Request -
Count every line of the listing where the string "memory" occurs, and reply with the count alone.

Data records
-- begin --
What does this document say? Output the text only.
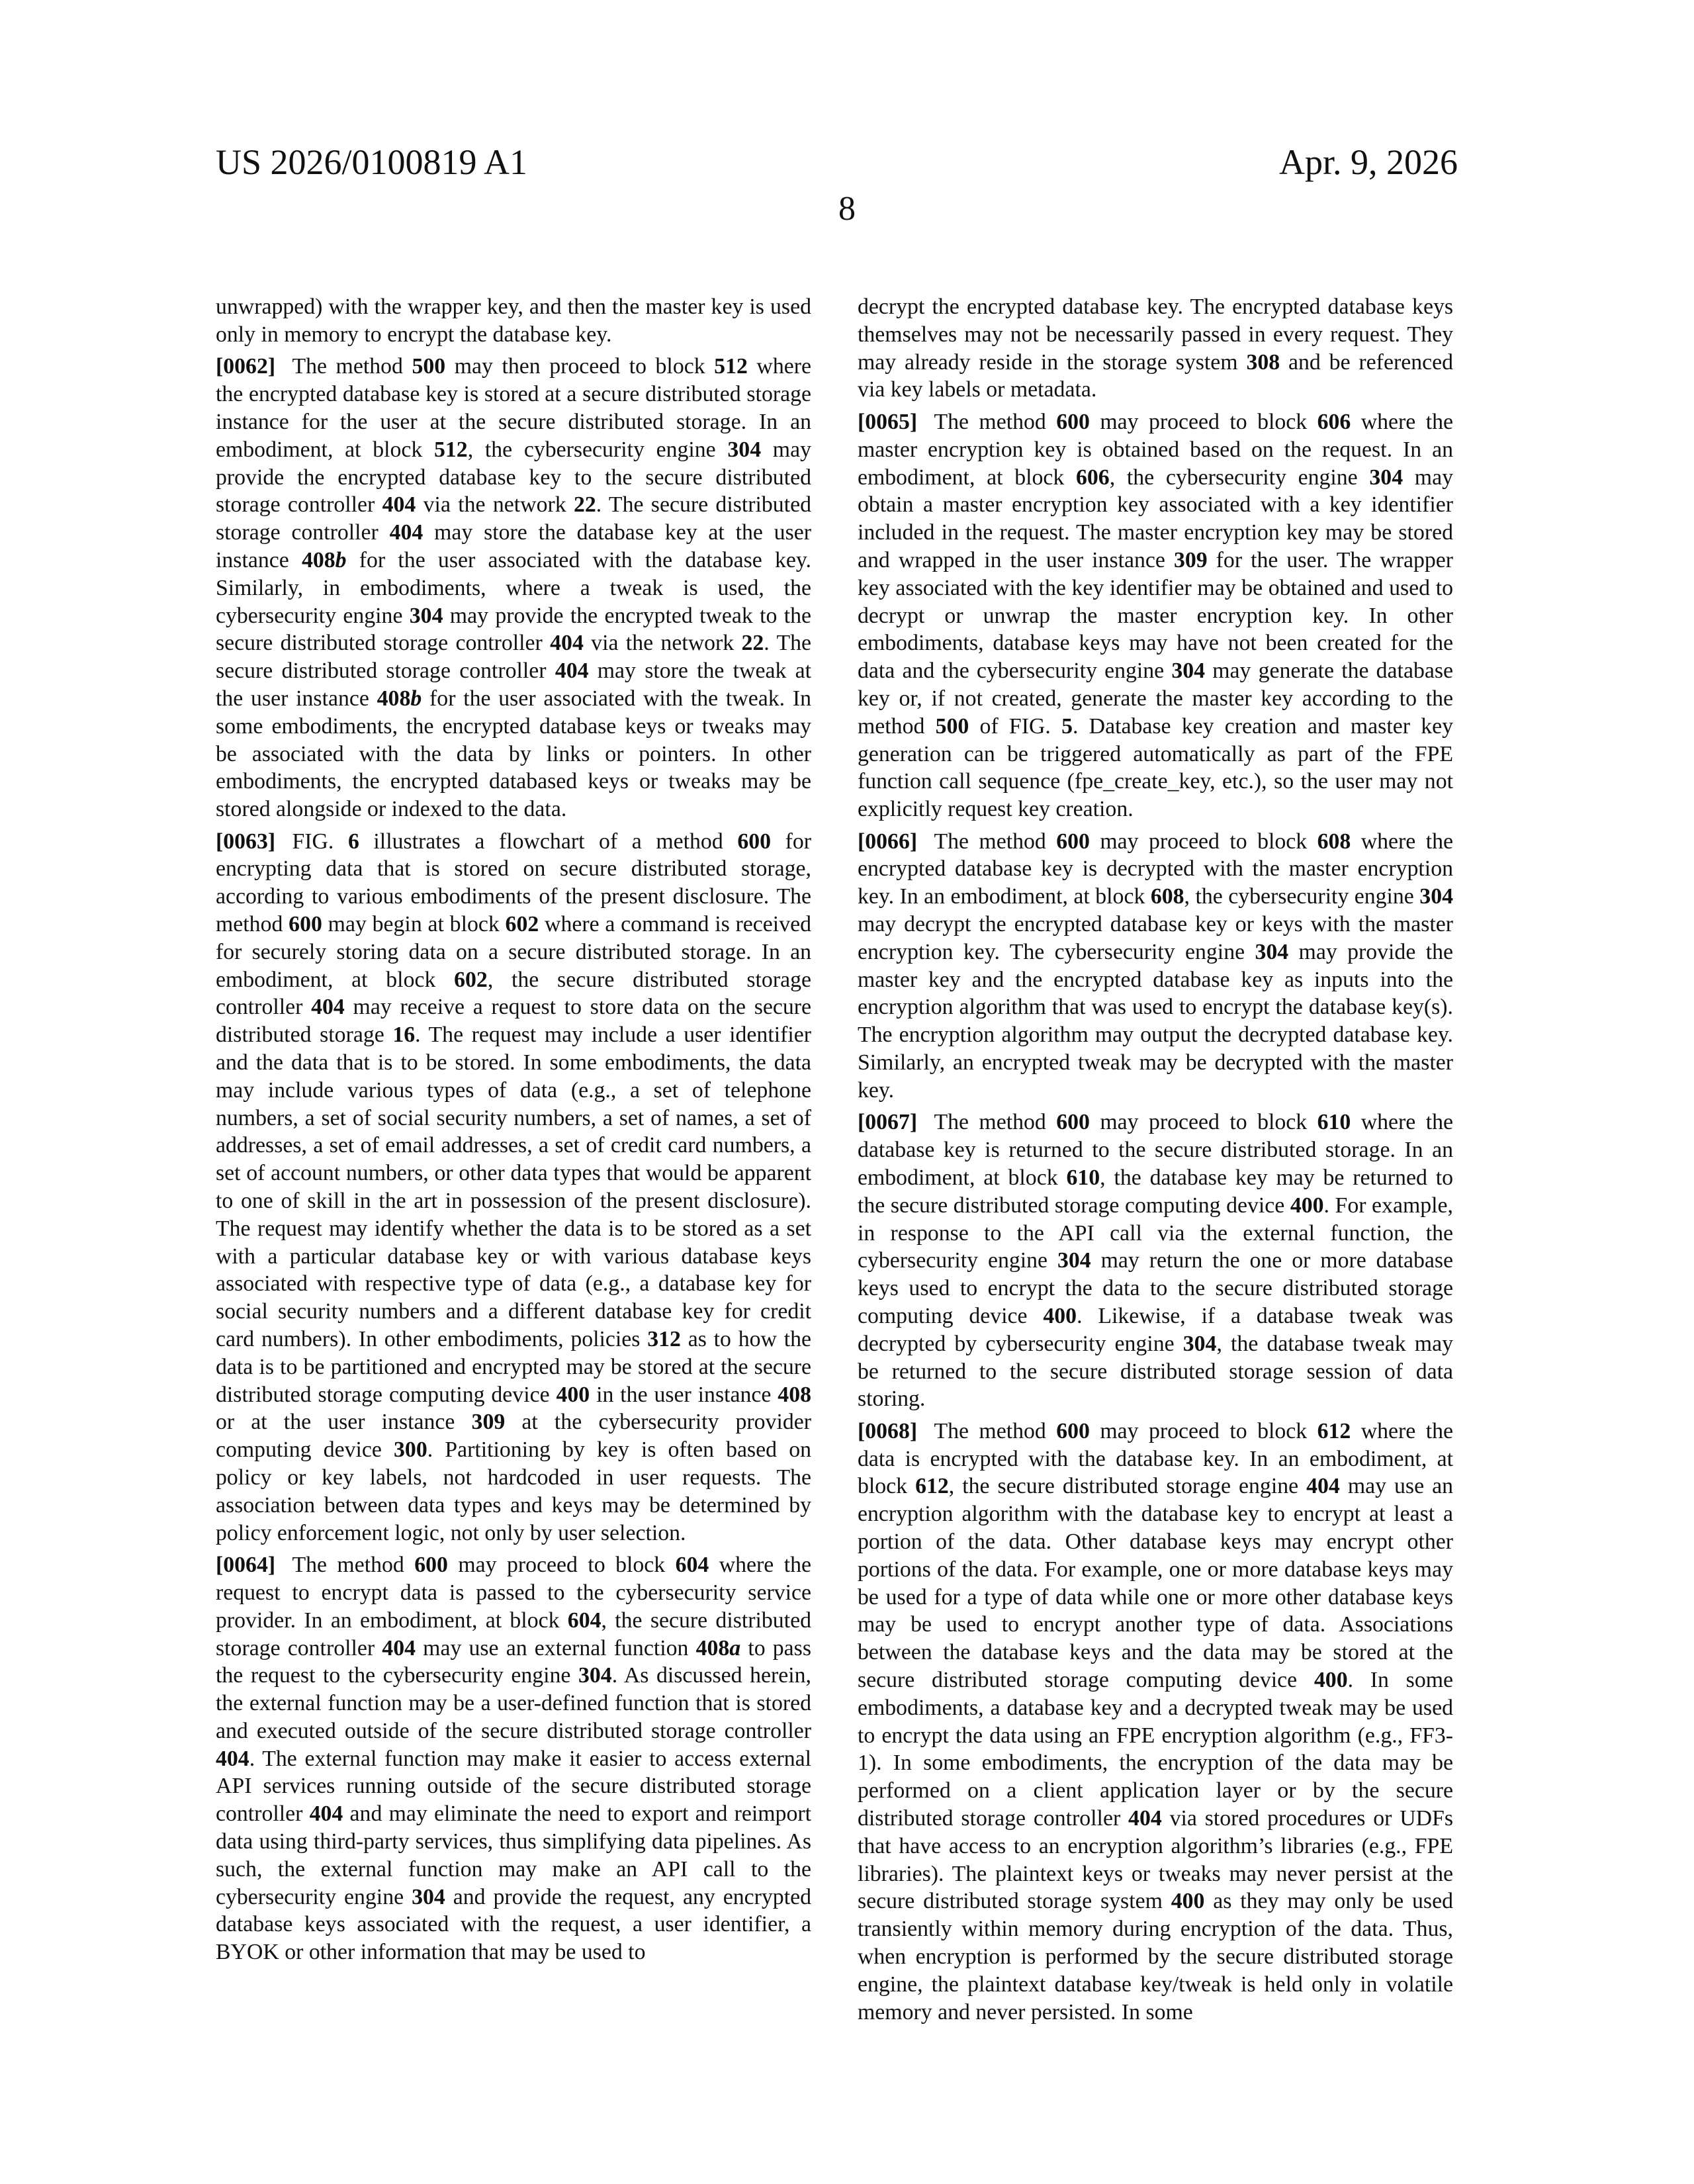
US 2026/0100819 A1	Apr. 9, 2026
8

unwrapped) with the wrapper key, and then the master key is used only in memory to encrypt the database key.

[0062] The method 500 may then proceed to block 512 where the encrypted database key is stored at a secure distributed storage instance for the user at the secure distributed storage. In an embodiment, at block 512, the cybersecurity engine 304 may provide the encrypted database key to the secure distributed storage controller 404 via the network 22. The secure distributed storage controller 404 may store the database key at the user instance 408b for the user associated with the database key. Similarly, in embodiments, where a tweak is used, the cybersecurity engine 304 may provide the encrypted tweak to the secure distributed storage controller 404 via the network 22. The secure distributed storage controller 404 may store the tweak at the user instance 408b for the user associated with the tweak. In some embodiments, the encrypted database keys or tweaks may be associated with the data by links or pointers. In other embodiments, the encrypted databased keys or tweaks may be stored alongside or indexed to the data.

[0063] FIG. 6 illustrates a flowchart of a method 600 for encrypting data that is stored on secure distributed storage, according to various embodiments of the present disclosure. The method 600 may begin at block 602 where a command is received for securely storing data on a secure distributed storage. In an embodiment, at block 602, the secure distributed storage controller 404 may receive a request to store data on the secure distributed storage 16. The request may include a user identifier and the data that is to be stored. In some embodiments, the data may include various types of data (e.g., a set of telephone numbers, a set of social security numbers, a set of names, a set of addresses, a set of email addresses, a set of credit card numbers, a set of account numbers, or other data types that would be apparent to one of skill in the art in possession of the present disclosure). The request may identify whether the data is to be stored as a set with a particular database key or with various database keys associated with respective type of data (e.g., a database key for social security numbers and a different database key for credit card numbers). In other embodiments, policies 312 as to how the data is to be partitioned and encrypted may be stored at the secure distributed storage computing device 400 in the user instance 408 or at the user instance 309 at the cybersecurity provider computing device 300. Partitioning by key is often based on policy or key labels, not hardcoded in user requests. The association between data types and keys may be determined by policy enforcement logic, not only by user selection.

[0064] The method 600 may proceed to block 604 where the request to encrypt data is passed to the cybersecurity service provider. In an embodiment, at block 604, the secure distributed storage controller 404 may use an external function 408a to pass the request to the cybersecurity engine 304. As discussed herein, the external function may be a user-defined function that is stored and executed outside of the secure distributed storage controller 404. The external function may make it easier to access external API services running outside of the secure distributed storage controller 404 and may eliminate the need to export and reimport data using third-party services, thus simplifying data pipelines. As such, the external function may make an API call to the cybersecurity engine 304 and provide the request, any encrypted database keys associated with the request, a user identifier, a BYOK or other information that may be used to

decrypt the encrypted database key. The encrypted database keys themselves may not be necessarily passed in every request. They may already reside in the storage system 308 and be referenced via key labels or metadata.

[0065] The method 600 may proceed to block 606 where the master encryption key is obtained based on the request. In an embodiment, at block 606, the cybersecurity engine 304 may obtain a master encryption key associated with a key identifier included in the request. The master encryption key may be stored and wrapped in the user instance 309 for the user. The wrapper key associated with the key identifier may be obtained and used to decrypt or unwrap the master encryption key. In other embodiments, database keys may have not been created for the data and the cybersecurity engine 304 may generate the database key or, if not created, generate the master key according to the method 500 of FIG. 5. Database key creation and master key generation can be triggered automatically as part of the FPE function call sequence (fpe_create_key, etc.), so the user may not explicitly request key creation.

[0066] The method 600 may proceed to block 608 where the encrypted database key is decrypted with the master encryption key. In an embodiment, at block 608, the cybersecurity engine 304 may decrypt the encrypted database key or keys with the master encryption key. The cybersecurity engine 304 may provide the master key and the encrypted database key as inputs into the encryption algorithm that was used to encrypt the database key(s). The encryption algorithm may output the decrypted database key. Similarly, an encrypted tweak may be decrypted with the master key.

[0067] The method 600 may proceed to block 610 where the database key is returned to the secure distributed storage. In an embodiment, at block 610, the database key may be returned to the secure distributed storage computing device 400. For example, in response to the API call via the external function, the cybersecurity engine 304 may return the one or more database keys used to encrypt the data to the secure distributed storage computing device 400. Likewise, if a database tweak was decrypted by cybersecurity engine 304, the database tweak may be returned to the secure distributed storage session of data storing.

[0068] The method 600 may proceed to block 612 where the data is encrypted with the database key. In an embodiment, at block 612, the secure distributed storage engine 404 may use an encryption algorithm with the database key to encrypt at least a portion of the data. Other database keys may encrypt other portions of the data. For example, one or more database keys may be used for a type of data while one or more other database keys may be used to encrypt another type of data. Associations between the database keys and the data may be stored at the secure distributed storage computing device 400. In some embodiments, a database key and a decrypted tweak may be used to encrypt the data using an FPE encryption algorithm (e.g., FF3-1). In some embodiments, the encryption of the data may be performed on a client application layer or by the secure distributed storage controller 404 via stored procedures or UDFs that have access to an encryption algorithm’s libraries (e.g., FPE libraries). The plaintext keys or tweaks may never persist at the secure distributed storage system 400 as they may only be used transiently within memory during encryption of the data. Thus, when encryption is performed by the secure distributed storage engine, the plaintext database key/tweak is held only in volatile memory and never persisted. In some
-- end --
Written reply -
2